Every record below should be printed exactly as given.

Data rows:
============================================================

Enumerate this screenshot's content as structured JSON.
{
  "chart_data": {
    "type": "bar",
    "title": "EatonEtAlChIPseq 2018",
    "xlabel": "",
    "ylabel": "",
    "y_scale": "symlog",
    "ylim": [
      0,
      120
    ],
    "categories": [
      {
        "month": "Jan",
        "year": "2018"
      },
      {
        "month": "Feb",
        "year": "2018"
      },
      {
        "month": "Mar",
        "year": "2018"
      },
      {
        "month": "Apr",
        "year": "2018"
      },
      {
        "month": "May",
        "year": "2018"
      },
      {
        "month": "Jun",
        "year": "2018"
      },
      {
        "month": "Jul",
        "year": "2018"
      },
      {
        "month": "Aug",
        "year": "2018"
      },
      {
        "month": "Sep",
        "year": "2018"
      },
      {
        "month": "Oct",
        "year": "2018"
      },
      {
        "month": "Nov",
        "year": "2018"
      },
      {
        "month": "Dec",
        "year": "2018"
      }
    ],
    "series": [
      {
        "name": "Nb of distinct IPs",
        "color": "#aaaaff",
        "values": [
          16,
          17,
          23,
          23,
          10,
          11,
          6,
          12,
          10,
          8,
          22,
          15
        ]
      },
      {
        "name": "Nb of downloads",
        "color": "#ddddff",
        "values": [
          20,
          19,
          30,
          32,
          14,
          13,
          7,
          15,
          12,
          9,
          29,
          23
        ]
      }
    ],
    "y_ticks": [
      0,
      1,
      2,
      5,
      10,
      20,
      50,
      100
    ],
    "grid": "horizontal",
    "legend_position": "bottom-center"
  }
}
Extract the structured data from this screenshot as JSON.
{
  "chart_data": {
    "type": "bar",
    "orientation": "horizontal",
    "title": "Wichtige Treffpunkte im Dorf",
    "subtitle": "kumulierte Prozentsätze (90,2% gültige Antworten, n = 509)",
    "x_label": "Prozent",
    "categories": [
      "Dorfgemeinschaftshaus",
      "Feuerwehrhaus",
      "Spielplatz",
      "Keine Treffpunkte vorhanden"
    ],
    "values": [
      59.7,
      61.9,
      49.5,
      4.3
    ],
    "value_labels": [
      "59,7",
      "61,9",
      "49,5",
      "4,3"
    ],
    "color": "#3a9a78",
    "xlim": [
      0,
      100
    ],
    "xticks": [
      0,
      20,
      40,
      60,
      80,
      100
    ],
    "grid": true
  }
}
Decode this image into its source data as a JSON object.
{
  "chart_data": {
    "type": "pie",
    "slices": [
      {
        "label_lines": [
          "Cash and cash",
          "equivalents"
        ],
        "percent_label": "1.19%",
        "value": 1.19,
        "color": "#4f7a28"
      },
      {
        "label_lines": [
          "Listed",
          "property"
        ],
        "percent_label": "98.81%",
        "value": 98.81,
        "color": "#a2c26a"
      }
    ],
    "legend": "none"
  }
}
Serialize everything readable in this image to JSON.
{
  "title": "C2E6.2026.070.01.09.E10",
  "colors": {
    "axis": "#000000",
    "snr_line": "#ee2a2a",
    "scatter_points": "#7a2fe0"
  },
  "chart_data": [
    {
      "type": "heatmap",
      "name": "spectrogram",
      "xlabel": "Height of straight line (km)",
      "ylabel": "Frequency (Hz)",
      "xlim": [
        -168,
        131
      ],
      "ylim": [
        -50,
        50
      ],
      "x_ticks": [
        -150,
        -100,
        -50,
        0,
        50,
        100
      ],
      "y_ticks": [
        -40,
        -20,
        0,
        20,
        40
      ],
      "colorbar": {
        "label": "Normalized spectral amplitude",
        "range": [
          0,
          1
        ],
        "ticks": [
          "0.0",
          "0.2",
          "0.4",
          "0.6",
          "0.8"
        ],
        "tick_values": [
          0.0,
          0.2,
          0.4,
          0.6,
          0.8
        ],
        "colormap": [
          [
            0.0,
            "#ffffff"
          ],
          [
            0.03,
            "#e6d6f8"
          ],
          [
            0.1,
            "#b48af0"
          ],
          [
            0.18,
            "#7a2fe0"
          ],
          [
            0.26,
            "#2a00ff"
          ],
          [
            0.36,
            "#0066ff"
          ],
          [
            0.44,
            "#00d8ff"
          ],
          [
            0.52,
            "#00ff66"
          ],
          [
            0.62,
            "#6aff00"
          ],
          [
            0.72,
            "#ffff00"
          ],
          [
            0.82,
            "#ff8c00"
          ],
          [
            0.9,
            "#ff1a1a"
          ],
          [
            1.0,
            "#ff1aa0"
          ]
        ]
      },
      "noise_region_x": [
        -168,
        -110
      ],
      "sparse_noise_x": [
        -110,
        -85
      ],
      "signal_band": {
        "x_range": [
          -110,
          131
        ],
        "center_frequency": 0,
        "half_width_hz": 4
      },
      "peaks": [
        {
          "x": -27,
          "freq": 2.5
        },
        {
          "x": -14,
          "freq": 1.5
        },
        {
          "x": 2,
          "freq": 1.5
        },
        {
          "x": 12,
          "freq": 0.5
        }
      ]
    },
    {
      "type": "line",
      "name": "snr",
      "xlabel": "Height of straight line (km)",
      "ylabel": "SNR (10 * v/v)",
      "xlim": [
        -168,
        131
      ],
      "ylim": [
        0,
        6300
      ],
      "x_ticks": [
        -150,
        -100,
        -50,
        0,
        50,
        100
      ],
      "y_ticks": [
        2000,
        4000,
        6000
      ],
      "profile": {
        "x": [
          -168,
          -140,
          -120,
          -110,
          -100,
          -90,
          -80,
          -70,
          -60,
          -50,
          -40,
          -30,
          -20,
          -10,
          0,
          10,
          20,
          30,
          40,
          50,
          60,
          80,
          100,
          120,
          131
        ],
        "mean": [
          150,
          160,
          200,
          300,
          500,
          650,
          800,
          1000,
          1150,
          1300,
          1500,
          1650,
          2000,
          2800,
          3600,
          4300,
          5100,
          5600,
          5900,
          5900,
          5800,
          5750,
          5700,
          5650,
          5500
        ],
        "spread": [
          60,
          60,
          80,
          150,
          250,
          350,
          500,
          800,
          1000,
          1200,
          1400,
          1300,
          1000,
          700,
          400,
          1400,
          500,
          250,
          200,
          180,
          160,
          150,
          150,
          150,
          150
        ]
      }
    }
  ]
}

============================================================

Full response:
Enumerate this screenshot's content as structured JSON.
{
  "chart_data": {
    "type": "bar",
    "title": "EatonEtAlChIPseq 2018",
    "xlabel": "",
    "ylabel": "",
    "y_scale": "symlog",
    "ylim": [
      0,
      120
    ],
    "categories": [
      {
        "month": "Jan",
        "year": "2018"
      },
      {
        "month": "Feb",
        "year": "2018"
      },
      {
        "month": "Mar",
        "year": "2018"
      },
      {
        "month": "Apr",
        "year": "2018"
      },
      {
        "month": "May",
        "year": "2018"
      },
      {
        "month": "Jun",
        "year": "2018"
      },
      {
        "month": "Jul",
        "year": "2018"
      },
      {
        "month": "Aug",
        "year": "2018"
      },
      {
        "month": "Sep",
        "year": "2018"
      },
      {
        "month": "Oct",
        "year": "2018"
      },
      {
        "month": "Nov",
        "year": "2018"
      },
      {
        "month": "Dec",
        "year": "2018"
      }
    ],
    "series": [
      {
        "name": "Nb of distinct IPs",
        "color": "#aaaaff",
        "values": [
          16,
          17,
          23,
          23,
          10,
          11,
          6,
          12,
          10,
          8,
          22,
          15
        ]
      },
      {
        "name": "Nb of downloads",
        "color": "#ddddff",
        "values": [
          20,
          19,
          30,
          32,
          14,
          13,
          7,
          15,
          12,
          9,
          29,
          23
        ]
      }
    ],
    "y_ticks": [
      0,
      1,
      2,
      5,
      10,
      20,
      50,
      100
    ],
    "grid": "horizontal",
    "legend_position": "bottom-center"
  }
}
Extract the structured data from this screenshot as JSON.
{
  "chart_data": {
    "type": "bar",
    "orientation": "horizontal",
    "title": "Wichtige Treffpunkte im Dorf",
    "subtitle": "kumulierte Prozentsätze (90,2% gültige Antworten, n = 509)",
    "x_label": "Prozent",
    "categories": [
      "Dorfgemeinschaftshaus",
      "Feuerwehrhaus",
      "Spielplatz",
      "Keine Treffpunkte vorhanden"
    ],
    "values": [
      59.7,
      61.9,
      49.5,
      4.3
    ],
    "value_labels": [
      "59,7",
      "61,9",
      "49,5",
      "4,3"
    ],
    "color": "#3a9a78",
    "xlim": [
      0,
      100
    ],
    "xticks": [
      0,
      20,
      40,
      60,
      80,
      100
    ],
    "grid": true
  }
}
Decode this image into its source data as a JSON object.
{
  "chart_data": {
    "type": "pie",
    "slices": [
      {
        "label_lines": [
          "Cash and cash",
          "equivalents"
        ],
        "percent_label": "1.19%",
        "value": 1.19,
        "color": "#4f7a28"
      },
      {
        "label_lines": [
          "Listed",
          "property"
        ],
        "percent_label": "98.81%",
        "value": 98.81,
        "color": "#a2c26a"
      }
    ],
    "legend": "none"
  }
}
Serialize everything readable in this image to JSON.
{
  "title": "C2E6.2026.070.01.09.E10",
  "colors": {
    "axis": "#000000",
    "snr_line": "#ee2a2a",
    "scatter_points": "#7a2fe0"
  },
  "chart_data": [
    {
      "type": "heatmap",
      "name": "spectrogram",
      "xlabel": "Height of straight line (km)",
      "ylabel": "Frequency (Hz)",
      "xlim": [
        -168,
        131
      ],
      "ylim": [
        -50,
        50
      ],
      "x_ticks": [
        -150,
        -100,
        -50,
        0,
        50,
        100
      ],
      "y_ticks": [
        -40,
        -20,
        0,
        20,
        40
      ],
      "colorbar": {
        "label": "Normalized spectral amplitude",
        "range": [
          0,
          1
        ],
        "ticks": [
          "0.0",
          "0.2",
          "0.4",
          "0.6",
          "0.8"
        ],
        "tick_values": [
          0.0,
          0.2,
          0.4,
          0.6,
          0.8
        ],
        "colormap": [
          [
            0.0,
            "#ffffff"
          ],
          [
            0.03,
            "#e6d6f8"
          ],
          [
            0.1,
            "#b48af0"
          ],
          [
            0.18,
            "#7a2fe0"
          ],
          [
            0.26,
            "#2a00ff"
          ],
          [
            0.36,
            "#0066ff"
          ],
          [
            0.44,
            "#00d8ff"
          ],
          [
            0.52,
            "#00ff66"
          ],
          [
            0.62,
            "#6aff00"
          ],
          [
            0.72,
            "#ffff00"
          ],
          [
            0.82,
            "#ff8c00"
          ],
          [
            0.9,
            "#ff1a1a"
          ],
          [
            1.0,
            "#ff1aa0"
          ]
        ]
      },
      "noise_region_x": [
        -168,
        -110
      ],
      "sparse_noise_x": [
        -110,
        -85
      ],
      "signal_band": {
        "x_range": [
          -110,
          131
        ],
        "center_frequency": 0,
        "half_width_hz": 4
      },
      "peaks": [
        {
          "x": -27,
          "freq": 2.5
        },
        {
          "x": -14,
          "freq": 1.5
        },
        {
          "x": 2,
          "freq": 1.5
        },
        {
          "x": 12,
          "freq": 0.5
        }
      ]
    },
    {
      "type": "line",
      "name": "snr",
      "xlabel": "Height of straight line (km)",
      "ylabel": "SNR (10 * v/v)",
      "xlim": [
        -168,
        131
      ],
      "ylim": [
        0,
        6300
      ],
      "x_ticks": [
        -150,
        -100,
        -50,
        0,
        50,
        100
      ],
      "y_ticks": [
        2000,
        4000,
        6000
      ],
      "profile": {
        "x": [
          -168,
          -140,
          -120,
          -110,
          -100,
          -90,
          -80,
          -70,
          -60,
          -50,
          -40,
          -30,
          -20,
          -10,
          0,
          10,
          20,
          30,
          40,
          50,
          60,
          80,
          100,
          120,
          131
        ],
        "mean": [
          150,
          160,
          200,
          300,
          500,
          650,
          800,
          1000,
          1150,
          1300,
          1500,
          1650,
          2000,
          2800,
          3600,
          4300,
          5100,
          5600,
          5900,
          5900,
          5800,
          5750,
          5700,
          5650,
          5500
        ],
        "spread": [
          60,
          60,
          80,
          150,
          250,
          350,
          500,
          800,
          1000,
          1200,
          1400,
          1300,
          1000,
          700,
          400,
          1400,
          500,
          250,
          200,
          180,
          160,
          150,
          150,
          150,
          150
        ]
      }
    }
  ]
}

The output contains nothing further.